## Records that describe figures
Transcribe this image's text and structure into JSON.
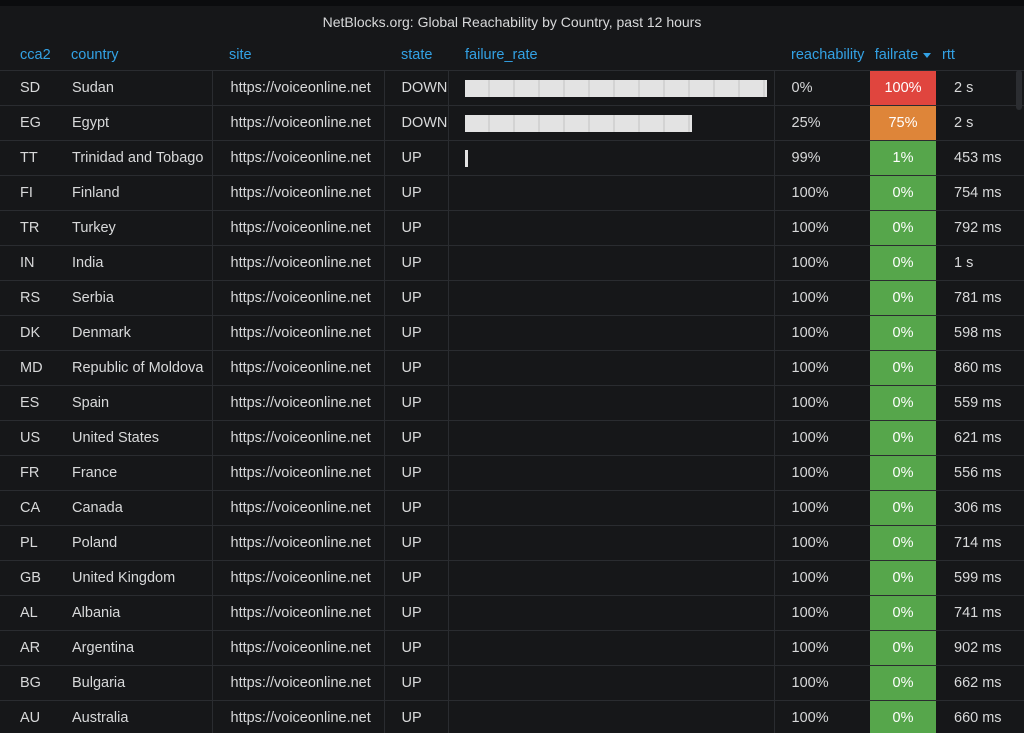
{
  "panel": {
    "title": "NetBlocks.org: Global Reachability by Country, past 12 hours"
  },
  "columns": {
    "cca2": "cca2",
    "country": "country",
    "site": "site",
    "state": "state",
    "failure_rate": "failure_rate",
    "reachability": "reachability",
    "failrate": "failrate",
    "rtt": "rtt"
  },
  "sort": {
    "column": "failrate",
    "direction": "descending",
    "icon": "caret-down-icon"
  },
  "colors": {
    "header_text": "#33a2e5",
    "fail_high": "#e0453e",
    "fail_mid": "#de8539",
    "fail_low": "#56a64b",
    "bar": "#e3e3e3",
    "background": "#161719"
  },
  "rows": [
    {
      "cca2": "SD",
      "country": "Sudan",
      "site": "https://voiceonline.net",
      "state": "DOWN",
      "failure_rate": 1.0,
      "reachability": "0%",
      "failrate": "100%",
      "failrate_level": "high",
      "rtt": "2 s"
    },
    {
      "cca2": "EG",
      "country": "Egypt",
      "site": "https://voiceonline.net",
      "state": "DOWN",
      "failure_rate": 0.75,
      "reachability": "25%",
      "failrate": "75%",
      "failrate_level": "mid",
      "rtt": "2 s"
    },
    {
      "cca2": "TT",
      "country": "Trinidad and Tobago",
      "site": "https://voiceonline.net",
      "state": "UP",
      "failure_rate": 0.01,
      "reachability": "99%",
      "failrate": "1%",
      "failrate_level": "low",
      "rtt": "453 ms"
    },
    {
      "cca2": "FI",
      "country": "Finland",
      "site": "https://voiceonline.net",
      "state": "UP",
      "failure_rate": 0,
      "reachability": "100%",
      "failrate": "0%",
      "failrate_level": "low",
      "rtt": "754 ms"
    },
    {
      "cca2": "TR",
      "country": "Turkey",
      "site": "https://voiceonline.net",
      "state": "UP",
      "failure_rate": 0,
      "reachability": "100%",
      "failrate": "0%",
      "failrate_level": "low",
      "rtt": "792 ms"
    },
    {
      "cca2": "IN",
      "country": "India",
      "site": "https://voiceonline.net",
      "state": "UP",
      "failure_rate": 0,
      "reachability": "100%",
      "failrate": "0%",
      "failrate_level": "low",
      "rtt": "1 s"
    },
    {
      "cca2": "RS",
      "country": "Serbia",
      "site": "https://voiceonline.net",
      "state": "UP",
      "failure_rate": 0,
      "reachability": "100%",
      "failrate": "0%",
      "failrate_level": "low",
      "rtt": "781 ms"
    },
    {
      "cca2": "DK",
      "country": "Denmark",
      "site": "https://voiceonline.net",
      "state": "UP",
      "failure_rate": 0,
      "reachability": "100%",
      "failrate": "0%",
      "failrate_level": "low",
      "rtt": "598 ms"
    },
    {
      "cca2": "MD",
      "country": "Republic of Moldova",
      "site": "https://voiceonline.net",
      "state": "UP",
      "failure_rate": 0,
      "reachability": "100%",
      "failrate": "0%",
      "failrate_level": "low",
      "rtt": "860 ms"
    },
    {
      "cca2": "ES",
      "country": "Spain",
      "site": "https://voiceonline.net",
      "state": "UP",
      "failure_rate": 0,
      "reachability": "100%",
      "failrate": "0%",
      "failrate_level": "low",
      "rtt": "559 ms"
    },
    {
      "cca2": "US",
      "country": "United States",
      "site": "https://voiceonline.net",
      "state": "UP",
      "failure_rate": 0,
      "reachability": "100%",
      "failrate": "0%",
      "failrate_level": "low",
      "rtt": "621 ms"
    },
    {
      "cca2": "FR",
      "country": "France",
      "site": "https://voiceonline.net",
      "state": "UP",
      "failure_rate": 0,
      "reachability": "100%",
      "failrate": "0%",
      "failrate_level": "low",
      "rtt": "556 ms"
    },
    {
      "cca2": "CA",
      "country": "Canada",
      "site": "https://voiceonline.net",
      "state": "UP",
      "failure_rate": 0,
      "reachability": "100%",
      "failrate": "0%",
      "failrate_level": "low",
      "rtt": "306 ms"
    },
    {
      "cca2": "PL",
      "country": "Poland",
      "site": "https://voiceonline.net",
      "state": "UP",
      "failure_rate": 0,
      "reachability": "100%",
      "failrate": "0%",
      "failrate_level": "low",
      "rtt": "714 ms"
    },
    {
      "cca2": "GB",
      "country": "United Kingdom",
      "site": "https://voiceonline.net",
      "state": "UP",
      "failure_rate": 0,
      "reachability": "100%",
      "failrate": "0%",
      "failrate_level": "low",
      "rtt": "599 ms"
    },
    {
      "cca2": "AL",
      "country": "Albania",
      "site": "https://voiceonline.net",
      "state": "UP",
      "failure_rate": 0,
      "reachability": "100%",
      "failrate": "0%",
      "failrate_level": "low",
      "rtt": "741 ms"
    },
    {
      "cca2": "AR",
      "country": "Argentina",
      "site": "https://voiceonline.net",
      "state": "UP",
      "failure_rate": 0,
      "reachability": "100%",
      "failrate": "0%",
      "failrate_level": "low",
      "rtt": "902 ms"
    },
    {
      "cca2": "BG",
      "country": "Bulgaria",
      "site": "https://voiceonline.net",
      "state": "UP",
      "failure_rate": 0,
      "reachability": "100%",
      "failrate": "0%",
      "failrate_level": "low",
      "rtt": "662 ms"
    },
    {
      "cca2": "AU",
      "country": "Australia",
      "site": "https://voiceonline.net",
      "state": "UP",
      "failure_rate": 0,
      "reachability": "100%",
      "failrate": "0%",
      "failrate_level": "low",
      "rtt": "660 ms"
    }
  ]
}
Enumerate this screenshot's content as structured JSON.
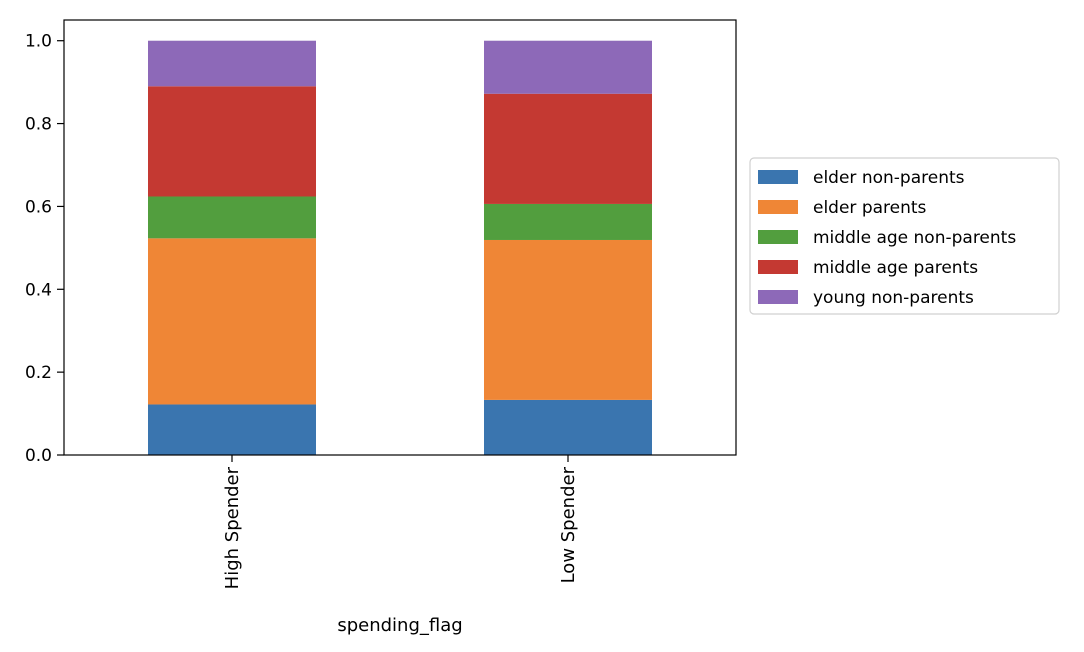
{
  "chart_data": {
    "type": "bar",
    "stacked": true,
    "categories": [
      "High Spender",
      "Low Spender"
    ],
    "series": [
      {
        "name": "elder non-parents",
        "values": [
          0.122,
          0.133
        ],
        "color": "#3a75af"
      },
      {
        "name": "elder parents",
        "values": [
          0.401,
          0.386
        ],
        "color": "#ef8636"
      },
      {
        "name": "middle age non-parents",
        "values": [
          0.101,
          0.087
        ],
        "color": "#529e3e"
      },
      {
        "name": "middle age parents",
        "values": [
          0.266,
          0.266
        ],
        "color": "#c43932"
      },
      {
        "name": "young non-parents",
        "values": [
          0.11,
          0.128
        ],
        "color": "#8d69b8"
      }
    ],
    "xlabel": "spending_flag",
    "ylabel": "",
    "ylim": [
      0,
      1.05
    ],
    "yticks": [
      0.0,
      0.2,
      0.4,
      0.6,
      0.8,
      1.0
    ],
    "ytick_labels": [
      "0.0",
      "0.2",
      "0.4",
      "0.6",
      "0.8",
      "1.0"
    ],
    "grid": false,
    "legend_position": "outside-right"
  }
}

## Written problem
Copy out all lines that carry the word "this".

## Result
Transcribe this image's text and structure into JSON.
Enumerate this screenshot's content as structured JSON.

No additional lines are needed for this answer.